======== DATA EXCERPTS
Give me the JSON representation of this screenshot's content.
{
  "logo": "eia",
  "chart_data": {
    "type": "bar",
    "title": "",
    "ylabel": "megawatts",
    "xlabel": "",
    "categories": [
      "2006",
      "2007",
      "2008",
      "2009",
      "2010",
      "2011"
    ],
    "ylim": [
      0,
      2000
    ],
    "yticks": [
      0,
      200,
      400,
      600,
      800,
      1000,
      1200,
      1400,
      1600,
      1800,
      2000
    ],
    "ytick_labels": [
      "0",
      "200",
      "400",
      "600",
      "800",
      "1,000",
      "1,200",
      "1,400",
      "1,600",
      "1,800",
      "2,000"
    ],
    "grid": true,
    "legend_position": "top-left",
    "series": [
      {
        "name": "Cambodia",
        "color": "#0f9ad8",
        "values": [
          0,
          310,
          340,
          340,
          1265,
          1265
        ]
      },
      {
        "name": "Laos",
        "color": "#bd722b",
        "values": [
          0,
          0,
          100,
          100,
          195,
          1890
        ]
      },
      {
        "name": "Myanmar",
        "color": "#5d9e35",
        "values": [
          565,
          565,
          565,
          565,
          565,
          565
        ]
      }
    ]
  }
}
================
Write out the entire listing exactly.

▶ **SOLUTION**:
Give me the JSON representation of this screenshot's content.
{
  "logo": "eia",
  "chart_data": {
    "type": "bar",
    "title": "",
    "ylabel": "megawatts",
    "xlabel": "",
    "categories": [
      "2006",
      "2007",
      "2008",
      "2009",
      "2010",
      "2011"
    ],
    "ylim": [
      0,
      2000
    ],
    "yticks": [
      0,
      200,
      400,
      600,
      800,
      1000,
      1200,
      1400,
      1600,
      1800,
      2000
    ],
    "ytick_labels": [
      "0",
      "200",
      "400",
      "600",
      "800",
      "1,000",
      "1,200",
      "1,400",
      "1,600",
      "1,800",
      "2,000"
    ],
    "grid": true,
    "legend_position": "top-left",
    "series": [
      {
        "name": "Cambodia",
        "color": "#0f9ad8",
        "values": [
          0,
          310,
          340,
          340,
          1265,
          1265
        ]
      },
      {
        "name": "Laos",
        "color": "#bd722b",
        "values": [
          0,
          0,
          100,
          100,
          195,
          1890
        ]
      },
      {
        "name": "Myanmar",
        "color": "#5d9e35",
        "values": [
          565,
          565,
          565,
          565,
          565,
          565
        ]
      }
    ]
  }
}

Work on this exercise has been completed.